* _Exercise objective_:
Skip the pictures and repeat each line of the data exactly.

Extracted records:
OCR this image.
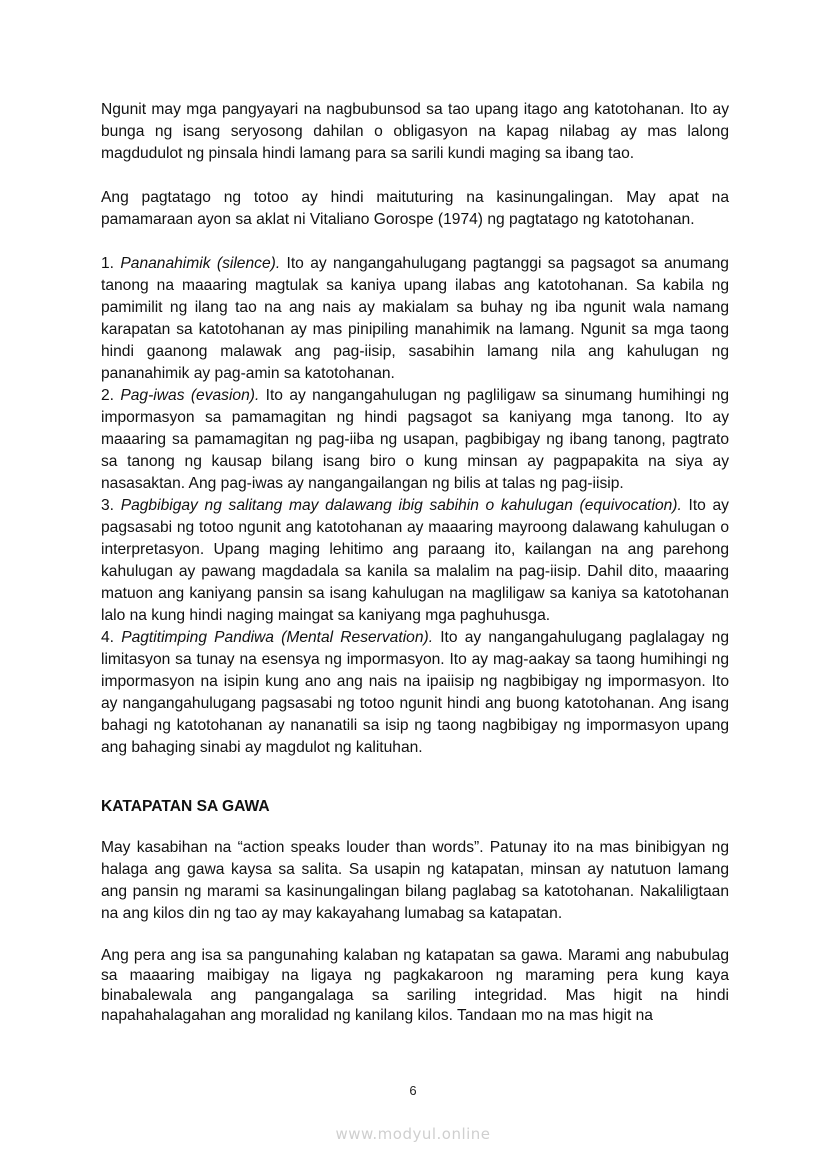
Ngunit may mga pangyayari na nagbubunsod sa tao upang itago ang katotohanan. Ito ay bunga ng isang seryosong dahilan o obligasyon na kapag nilabag ay mas lalong magdudulot ng pinsala hindi lamang para sa sarili kundi maging sa ibang tao.

Ang pagtatago ng totoo ay hindi maituturing na kasinungalingan. May apat na pamamaraan ayon sa aklat ni Vitaliano Gorospe (1974) ng pagtatago ng katotohanan.

1. Pananahimik (silence). Ito ay nangangahulugang pagtanggi sa pagsagot sa anumang tanong na maaaring magtulak sa kaniya upang ilabas ang katotohanan. Sa kabila ng pamimilit ng ilang tao na ang nais ay makialam sa buhay ng iba ngunit wala namang karapatan sa katotohanan ay mas pinipiling manahimik na lamang. Ngunit sa mga taong hindi gaanong malawak ang pag-iisip, sasabihin lamang nila ang kahulugan ng pananahimik ay pag-amin sa katotohanan.

2. Pag-iwas (evasion). Ito ay nangangahulugan ng pagliligaw sa sinumang humihingi ng impormasyon sa pamamagitan ng hindi pagsagot sa kaniyang mga tanong. Ito ay maaaring sa pamamagitan ng pag-iiba ng usapan, pagbibigay ng ibang tanong, pagtrato sa tanong ng kausap bilang isang biro o kung minsan ay pagpapakita na siya ay nasasaktan. Ang pag-iwas ay nangangailangan ng bilis at talas ng pag-iisip.

3. Pagbibigay ng salitang may dalawang ibig sabihin o kahulugan (equivocation). Ito ay pagsasabi ng totoo ngunit ang katotohanan ay maaaring mayroong dalawang kahulugan o interpretasyon. Upang maging lehitimo ang paraang ito, kailangan na ang parehong kahulugan ay pawang magdadala sa kanila sa malalim na pag-iisip. Dahil dito, maaaring matuon ang kaniyang pansin sa isang kahulugan na magliligaw sa kaniya sa katotohanan lalo na kung hindi naging maingat sa kaniyang mga paghuhusga.

4. Pagtitimping Pandiwa (Mental Reservation). Ito ay nangangahulugang paglalagay ng limitasyon sa tunay na esensya ng impormasyon. Ito ay mag-aakay sa taong humihingi ng impormasyon na isipin kung ano ang nais na ipaiisip ng nagbibigay ng impormasyon. Ito ay nangangahulugang pagsasabi ng totoo ngunit hindi ang buong katotohanan. Ang isang bahagi ng katotohanan ay nananatili sa isip ng taong nagbibigay ng impormasyon upang ang bahaging sinabi ay magdulot ng kalituhan.

KATAPATAN SA GAWA

May kasabihan na “action speaks louder than words”. Patunay ito na mas binibigyan ng halaga ang gawa kaysa sa salita. Sa usapin ng katapatan, minsan ay natutuon lamang ang pansin ng marami sa kasinungalingan bilang paglabag sa katotohanan. Nakaliligtaan na ang kilos din ng tao ay may kakayahang lumabag sa katapatan.

Ang pera ang isa sa pangunahing kalaban ng katapatan sa gawa. Marami ang nabubulag sa maaaring maibigay na ligaya ng pagkakaroon ng maraming pera kung kaya binabalewala ang pangangalaga sa sariling integridad. Mas higit na hindi napahahalagahan ang moralidad ng kanilang kilos. Tandaan mo na mas higit na

6
www.modyul.online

* _Complete output_:
OCR this image.
Ngunit may mga pangyayari na nagbubunsod sa tao upang itago ang katotohanan. Ito ay bunga ng isang seryosong dahilan o obligasyon na kapag nilabag ay mas lalong magdudulot ng pinsala hindi lamang para sa sarili kundi maging sa ibang tao.

Ang pagtatago ng totoo ay hindi maituturing na kasinungalingan. May apat na pamamaraan ayon sa aklat ni Vitaliano Gorospe (1974) ng pagtatago ng katotohanan.

1. Pananahimik (silence). Ito ay nangangahulugang pagtanggi sa pagsagot sa anumang tanong na maaaring magtulak sa kaniya upang ilabas ang katotohanan. Sa kabila ng pamimilit ng ilang tao na ang nais ay makialam sa buhay ng iba ngunit wala namang karapatan sa katotohanan ay mas pinipiling manahimik na lamang. Ngunit sa mga taong hindi gaanong malawak ang pag-iisip, sasabihin lamang nila ang kahulugan ng pananahimik ay pag-amin sa katotohanan.

2. Pag-iwas (evasion). Ito ay nangangahulugan ng pagliligaw sa sinumang humihingi ng impormasyon sa pamamagitan ng hindi pagsagot sa kaniyang mga tanong. Ito ay maaaring sa pamamagitan ng pag-iiba ng usapan, pagbibigay ng ibang tanong, pagtrato sa tanong ng kausap bilang isang biro o kung minsan ay pagpapakita na siya ay nasasaktan. Ang pag-iwas ay nangangailangan ng bilis at talas ng pag-iisip.

3. Pagbibigay ng salitang may dalawang ibig sabihin o kahulugan (equivocation). Ito ay pagsasabi ng totoo ngunit ang katotohanan ay maaaring mayroong dalawang kahulugan o interpretasyon. Upang maging lehitimo ang paraang ito, kailangan na ang parehong kahulugan ay pawang magdadala sa kanila sa malalim na pag-iisip. Dahil dito, maaaring matuon ang kaniyang pansin sa isang kahulugan na magliligaw sa kaniya sa katotohanan lalo na kung hindi naging maingat sa kaniyang mga paghuhusga.

4. Pagtitimping Pandiwa (Mental Reservation). Ito ay nangangahulugang paglalagay ng limitasyon sa tunay na esensya ng impormasyon. Ito ay mag-aakay sa taong humihingi ng impormasyon na isipin kung ano ang nais na ipaiisip ng nagbibigay ng impormasyon. Ito ay nangangahulugang pagsasabi ng totoo ngunit hindi ang buong katotohanan. Ang isang bahagi ng katotohanan ay nananatili sa isip ng taong nagbibigay ng impormasyon upang ang bahaging sinabi ay magdulot ng kalituhan.

KATAPATAN SA GAWA

May kasabihan na “action speaks louder than words”. Patunay ito na mas binibigyan ng halaga ang gawa kaysa sa salita. Sa usapin ng katapatan, minsan ay natutuon lamang ang pansin ng marami sa kasinungalingan bilang paglabag sa katotohanan. Nakaliligtaan na ang kilos din ng tao ay may kakayahang lumabag sa katapatan.

Ang pera ang isa sa pangunahing kalaban ng katapatan sa gawa. Marami ang nabubulag sa maaaring maibigay na ligaya ng pagkakaroon ng maraming pera kung kaya binabalewala ang pangangalaga sa sariling integridad. Mas higit na hindi napahahalagahan ang moralidad ng kanilang kilos. Tandaan mo na mas higit na

6
www.modyul.online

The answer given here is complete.